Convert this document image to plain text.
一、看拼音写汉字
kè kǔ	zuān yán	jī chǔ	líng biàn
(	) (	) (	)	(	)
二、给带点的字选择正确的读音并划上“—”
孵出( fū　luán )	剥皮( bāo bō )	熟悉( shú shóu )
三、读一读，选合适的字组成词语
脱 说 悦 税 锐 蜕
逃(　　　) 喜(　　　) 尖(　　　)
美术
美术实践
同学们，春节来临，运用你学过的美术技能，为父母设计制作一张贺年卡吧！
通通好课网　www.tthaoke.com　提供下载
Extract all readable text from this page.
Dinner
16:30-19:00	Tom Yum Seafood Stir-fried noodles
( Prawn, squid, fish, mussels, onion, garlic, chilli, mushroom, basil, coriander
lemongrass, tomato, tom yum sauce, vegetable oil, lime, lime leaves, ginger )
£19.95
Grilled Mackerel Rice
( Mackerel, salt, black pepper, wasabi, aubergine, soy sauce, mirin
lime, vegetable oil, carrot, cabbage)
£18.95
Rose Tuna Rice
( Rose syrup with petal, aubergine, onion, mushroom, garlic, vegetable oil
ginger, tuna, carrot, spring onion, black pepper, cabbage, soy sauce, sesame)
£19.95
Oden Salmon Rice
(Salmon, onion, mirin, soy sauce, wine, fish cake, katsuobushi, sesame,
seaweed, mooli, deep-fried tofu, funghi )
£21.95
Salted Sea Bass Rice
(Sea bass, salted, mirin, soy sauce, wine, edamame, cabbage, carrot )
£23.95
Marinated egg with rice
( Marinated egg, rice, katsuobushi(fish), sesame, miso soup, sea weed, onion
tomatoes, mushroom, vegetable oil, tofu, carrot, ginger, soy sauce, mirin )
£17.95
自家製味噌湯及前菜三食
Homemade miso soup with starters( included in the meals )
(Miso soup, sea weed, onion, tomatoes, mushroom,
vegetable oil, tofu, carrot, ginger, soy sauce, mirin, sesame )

***

■ **Instructions to follow**: Take the entries and copy them out exactly.

■ **Task response**:
Convert this document image to plain text.
一、看拼音写汉字
kè kǔ	zuān yán	jī chǔ	líng biàn
(	) (	) (	)	(	)
二、给带点的字选择正确的读音并划上“—”
孵出( fū　luán )	剥皮( bāo bō )	熟悉( shú shóu )
三、读一读，选合适的字组成词语
脱 说 悦 税 锐 蜕
逃(　　　) 喜(　　　) 尖(　　　)
美术
美术实践
同学们，春节来临，运用你学过的美术技能，为父母设计制作一张贺年卡吧！
通通好课网　www.tthaoke.com　提供下载
Extract all readable text from this page.
Dinner
16:30-19:00	Tom Yum Seafood Stir-fried noodles
( Prawn, squid, fish, mussels, onion, garlic, chilli, mushroom, basil, coriander
lemongrass, tomato, tom yum sauce, vegetable oil, lime, lime leaves, ginger )
£19.95
Grilled Mackerel Rice
( Mackerel, salt, black pepper, wasabi, aubergine, soy sauce, mirin
lime, vegetable oil, carrot, cabbage)
£18.95
Rose Tuna Rice
( Rose syrup with petal, aubergine, onion, mushroom, garlic, vegetable oil
ginger, tuna, carrot, spring onion, black pepper, cabbage, soy sauce, sesame)
£19.95
Oden Salmon Rice
(Salmon, onion, mirin, soy sauce, wine, fish cake, katsuobushi, sesame,
seaweed, mooli, deep-fried tofu, funghi )
£21.95
Salted Sea Bass Rice
(Sea bass, salted, mirin, soy sauce, wine, edamame, cabbage, carrot )
£23.95
Marinated egg with rice
( Marinated egg, rice, katsuobushi(fish), sesame, miso soup, sea weed, onion
tomatoes, mushroom, vegetable oil, tofu, carrot, ginger, soy sauce, mirin )
£17.95
自家製味噌湯及前菜三食
Homemade miso soup with starters( included in the meals )
(Miso soup, sea weed, onion, tomatoes, mushroom,
vegetable oil, tofu, carrot, ginger, soy sauce, mirin, sesame )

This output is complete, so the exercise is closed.